• DATASET EXCERPTS:
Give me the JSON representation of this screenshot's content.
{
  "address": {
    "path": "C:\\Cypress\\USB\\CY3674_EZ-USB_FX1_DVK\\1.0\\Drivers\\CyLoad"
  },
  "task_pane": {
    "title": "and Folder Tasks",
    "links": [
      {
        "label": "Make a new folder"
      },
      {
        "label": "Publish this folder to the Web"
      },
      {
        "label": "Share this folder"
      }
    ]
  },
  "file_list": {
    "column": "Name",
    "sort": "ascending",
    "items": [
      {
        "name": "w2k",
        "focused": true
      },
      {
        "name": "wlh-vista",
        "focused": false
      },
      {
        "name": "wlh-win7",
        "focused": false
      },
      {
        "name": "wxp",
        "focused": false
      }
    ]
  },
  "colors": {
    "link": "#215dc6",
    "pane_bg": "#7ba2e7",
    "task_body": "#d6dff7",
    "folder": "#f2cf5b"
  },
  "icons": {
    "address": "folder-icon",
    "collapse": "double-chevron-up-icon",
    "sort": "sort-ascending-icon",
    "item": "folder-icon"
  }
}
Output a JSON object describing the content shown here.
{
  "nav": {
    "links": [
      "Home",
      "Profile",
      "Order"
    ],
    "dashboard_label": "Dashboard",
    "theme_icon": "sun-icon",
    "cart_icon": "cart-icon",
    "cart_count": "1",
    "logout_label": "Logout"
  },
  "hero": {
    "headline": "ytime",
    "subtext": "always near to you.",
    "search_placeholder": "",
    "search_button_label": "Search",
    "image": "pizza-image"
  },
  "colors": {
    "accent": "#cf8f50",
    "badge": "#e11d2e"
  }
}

• WHAT TO DO:
Set down each entry again, unchanged.

• RESPONSE TO THE TASK:
Give me the JSON representation of this screenshot's content.
{
  "address": {
    "path": "C:\\Cypress\\USB\\CY3674_EZ-USB_FX1_DVK\\1.0\\Drivers\\CyLoad"
  },
  "task_pane": {
    "title": "and Folder Tasks",
    "links": [
      {
        "label": "Make a new folder"
      },
      {
        "label": "Publish this folder to the Web"
      },
      {
        "label": "Share this folder"
      }
    ]
  },
  "file_list": {
    "column": "Name",
    "sort": "ascending",
    "items": [
      {
        "name": "w2k",
        "focused": true
      },
      {
        "name": "wlh-vista",
        "focused": false
      },
      {
        "name": "wlh-win7",
        "focused": false
      },
      {
        "name": "wxp",
        "focused": false
      }
    ]
  },
  "colors": {
    "link": "#215dc6",
    "pane_bg": "#7ba2e7",
    "task_body": "#d6dff7",
    "folder": "#f2cf5b"
  },
  "icons": {
    "address": "folder-icon",
    "collapse": "double-chevron-up-icon",
    "sort": "sort-ascending-icon",
    "item": "folder-icon"
  }
}
Output a JSON object describing the content shown here.
{
  "nav": {
    "links": [
      "Home",
      "Profile",
      "Order"
    ],
    "dashboard_label": "Dashboard",
    "theme_icon": "sun-icon",
    "cart_icon": "cart-icon",
    "cart_count": "1",
    "logout_label": "Logout"
  },
  "hero": {
    "headline": "ytime",
    "subtext": "always near to you.",
    "search_placeholder": "",
    "search_button_label": "Search",
    "image": "pizza-image"
  },
  "colors": {
    "accent": "#cf8f50",
    "badge": "#e11d2e"
  }
}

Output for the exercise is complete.